### [Problem requirements]
Skip the pictures and extract all of the lines exactly as written.
==== Records to process
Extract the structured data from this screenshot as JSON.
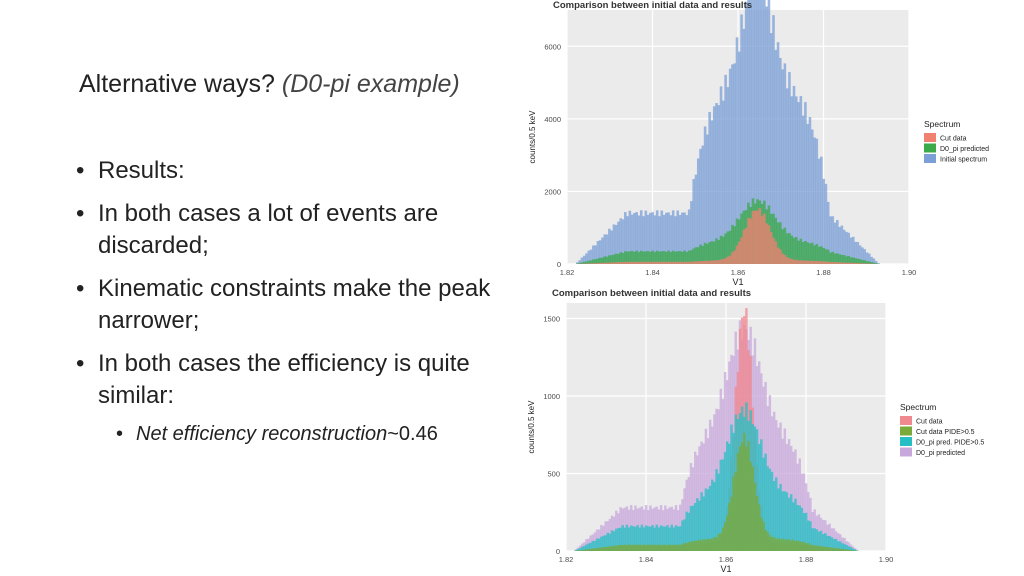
{
  "slide": {
    "title_main": "Alternative ways?",
    "title_sub": "(D0-pi example)",
    "bullets": [
      "Results:",
      "In both cases a lot of events are discarded;",
      "Kinematic constraints make the peak narrower;",
      "In both cases the efficiency is quite similar:"
    ],
    "sub_bullet": {
      "label": "Net efficiency reconstruction",
      "value": "~0.46"
    }
  },
  "chart_data": [
    {
      "type": "histogram",
      "title": "Comparison between initial data and results",
      "xlabel": "V1",
      "ylabel": "counts/0.5 keV",
      "xlim": [
        1.82,
        1.9
      ],
      "ylim": [
        0,
        7000
      ],
      "xticks": [
        "1.82",
        "1.84",
        "1.86",
        "1.88",
        "1.90"
      ],
      "yticks": [
        "0",
        "2000",
        "4000",
        "6000"
      ],
      "legend_title": "Spectrum",
      "legend_position": "right",
      "series": [
        {
          "name": "Initial spectrum",
          "color": "#7b9fd6",
          "profile": {
            "flat": 1400,
            "plateau": 3400,
            "peak": 3000,
            "sigma": 0.0035
          }
        },
        {
          "name": "D0_pi predicted",
          "color": "#3aaa4a",
          "profile": {
            "flat": 350,
            "plateau": 300,
            "peak": 1100,
            "sigma": 0.004
          }
        },
        {
          "name": "Cut data",
          "color": "#f08070",
          "profile": {
            "flat": 60,
            "plateau": 40,
            "peak": 1400,
            "sigma": 0.003
          }
        }
      ],
      "legend": [
        "Cut data",
        "D0_pi predicted",
        "Initial spectrum"
      ]
    },
    {
      "type": "histogram",
      "title": "Comparison between initial data and results",
      "xlabel": "V1",
      "ylabel": "counts/0.5 keV",
      "xlim": [
        1.82,
        1.9
      ],
      "ylim": [
        0,
        1600
      ],
      "xticks": [
        "1.82",
        "1.84",
        "1.86",
        "1.88",
        "1.90"
      ],
      "yticks": [
        "0",
        "500",
        "1000",
        "1500"
      ],
      "legend_title": "Spectrum",
      "legend_position": "right",
      "series": [
        {
          "name": "D0_pi predicted",
          "color": "#c8a8dc",
          "profile": {
            "flat": 280,
            "plateau": 500,
            "peak": 650,
            "sigma": 0.004
          }
        },
        {
          "name": "Cut data",
          "color": "#f08890",
          "profile": {
            "flat": 30,
            "plateau": 20,
            "peak": 1500,
            "sigma": 0.0022
          }
        },
        {
          "name": "D0_pi pred. PIDE>0.5",
          "color": "#26c0c4",
          "profile": {
            "flat": 160,
            "plateau": 230,
            "peak": 520,
            "sigma": 0.004
          }
        },
        {
          "name": "Cut data PIDE>0.5",
          "color": "#7aaa3a",
          "profile": {
            "flat": 40,
            "plateau": 40,
            "peak": 650,
            "sigma": 0.0025
          }
        }
      ],
      "legend": [
        "Cut data",
        "Cut data PIDE>0.5",
        "D0_pi pred. PIDE>0.5",
        "D0_pi predicted"
      ]
    }
  ]
}
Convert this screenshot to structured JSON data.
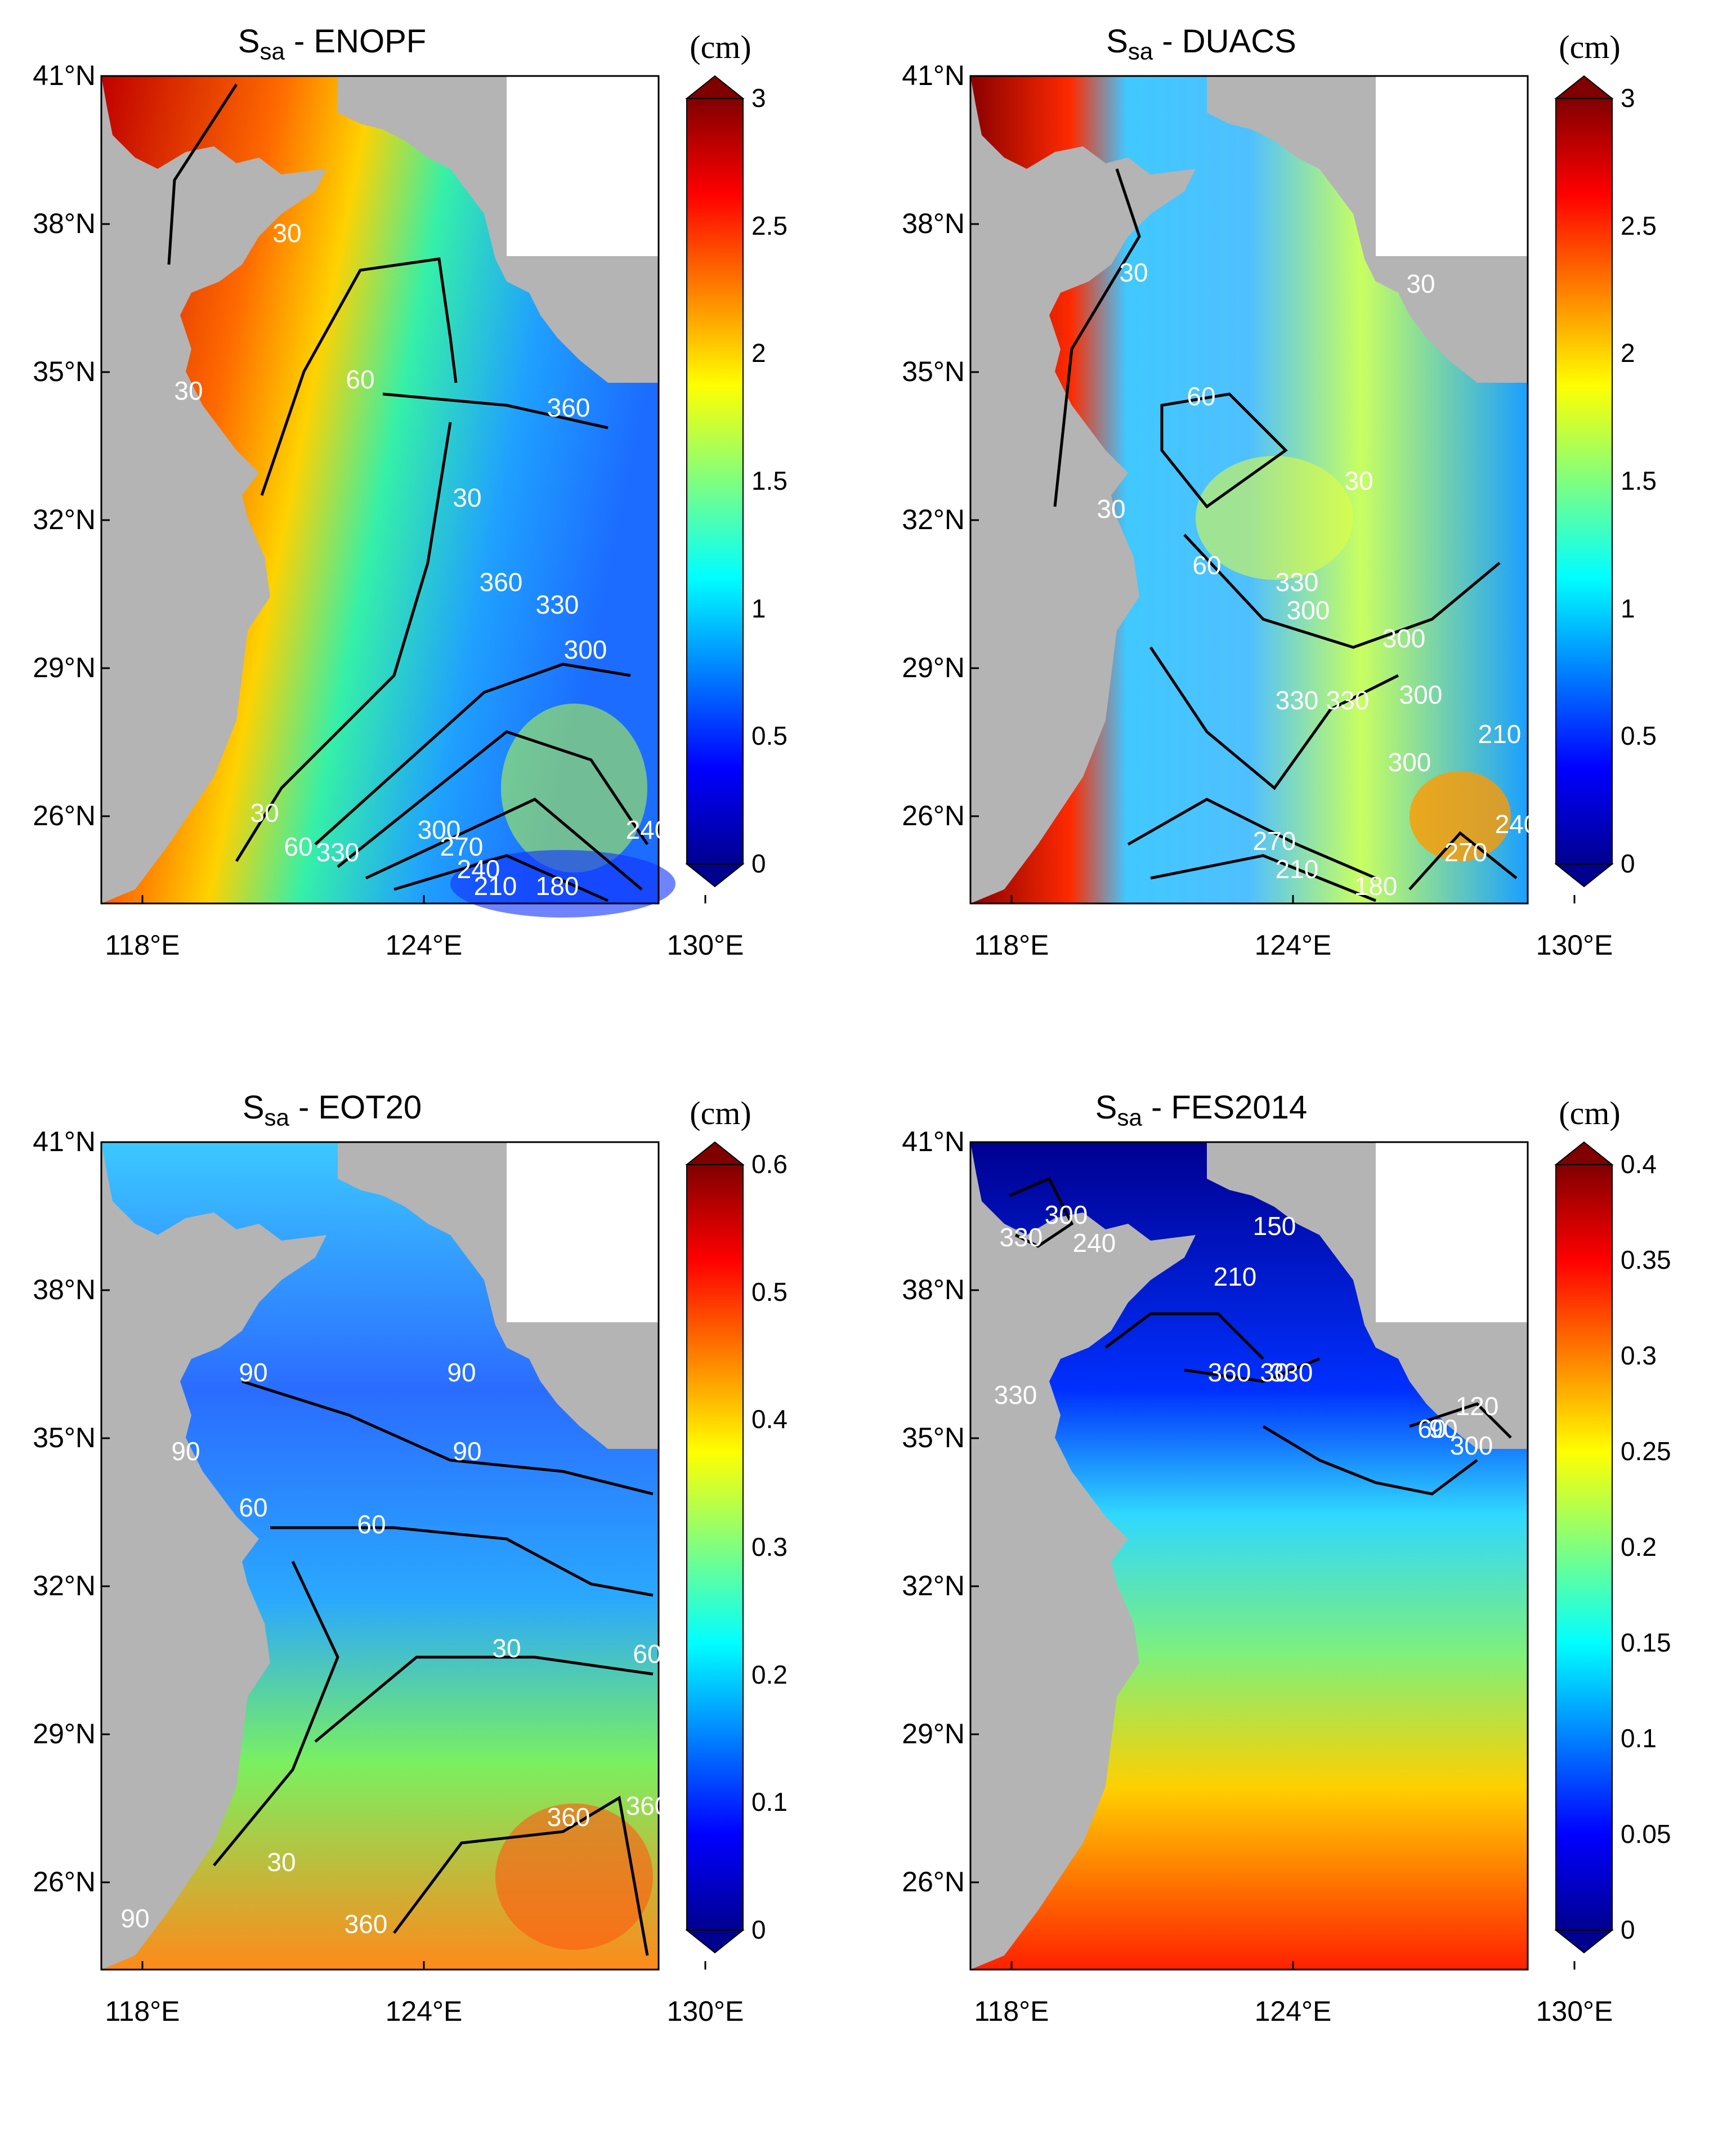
========
### [Correct answer]
Extract the structured data from this screenshot as JSON.
{
  "slide": {
    "title_main": "Alternative ways?",
    "title_sub": "(D0-pi example)",
    "bullets": [
      "Results:",
      "In both cases a lot of events are discarded;",
      "Kinematic constraints make the peak narrower;",
      "In both cases the efficiency is quite similar:"
    ],
    "sub_bullet": {
      "label": "Net efficiency reconstruction",
      "value": "~0.46"
    }
  },
  "chart_data": [
    {
      "type": "histogram",
      "title": "Comparison between initial data and results",
      "xlabel": "V1",
      "ylabel": "counts/0.5 keV",
      "xlim": [
        1.82,
        1.9
      ],
      "ylim": [
        0,
        7000
      ],
      "xticks": [
        "1.82",
        "1.84",
        "1.86",
        "1.88",
        "1.90"
      ],
      "yticks": [
        "0",
        "2000",
        "4000",
        "6000"
      ],
      "legend_title": "Spectrum",
      "legend_position": "right",
      "series": [
        {
          "name": "Initial spectrum",
          "color": "#7b9fd6",
          "profile": {
            "flat": 1400,
            "plateau": 3400,
            "peak": 3000,
            "sigma": 0.0035
          }
        },
        {
          "name": "D0_pi predicted",
          "color": "#3aaa4a",
          "profile": {
            "flat": 350,
            "plateau": 300,
            "peak": 1100,
            "sigma": 0.004
          }
        },
        {
          "name": "Cut data",
          "color": "#f08070",
          "profile": {
            "flat": 60,
            "plateau": 40,
            "peak": 1400,
            "sigma": 0.003
          }
        }
      ],
      "legend": [
        "Cut data",
        "D0_pi predicted",
        "Initial spectrum"
      ]
    },
    {
      "type": "histogram",
      "title": "Comparison between initial data and results",
      "xlabel": "V1",
      "ylabel": "counts/0.5 keV",
      "xlim": [
        1.82,
        1.9
      ],
      "ylim": [
        0,
        1600
      ],
      "xticks": [
        "1.82",
        "1.84",
        "1.86",
        "1.88",
        "1.90"
      ],
      "yticks": [
        "0",
        "500",
        "1000",
        "1500"
      ],
      "legend_title": "Spectrum",
      "legend_position": "right",
      "series": [
        {
          "name": "D0_pi predicted",
          "color": "#c8a8dc",
          "profile": {
            "flat": 280,
            "plateau": 500,
            "peak": 650,
            "sigma": 0.004
          }
        },
        {
          "name": "Cut data",
          "color": "#f08890",
          "profile": {
            "flat": 30,
            "plateau": 20,
            "peak": 1500,
            "sigma": 0.0022
          }
        },
        {
          "name": "D0_pi pred. PIDE>0.5",
          "color": "#26c0c4",
          "profile": {
            "flat": 160,
            "plateau": 230,
            "peak": 520,
            "sigma": 0.004
          }
        },
        {
          "name": "Cut data PIDE>0.5",
          "color": "#7aaa3a",
          "profile": {
            "flat": 40,
            "plateau": 40,
            "peak": 650,
            "sigma": 0.0025
          }
        }
      ],
      "legend": [
        "Cut data",
        "Cut data PIDE>0.5",
        "D0_pi pred. PIDE>0.5",
        "D0_pi predicted"
      ]
    }
  ]
}
Convert this screenshot to structured JSON data.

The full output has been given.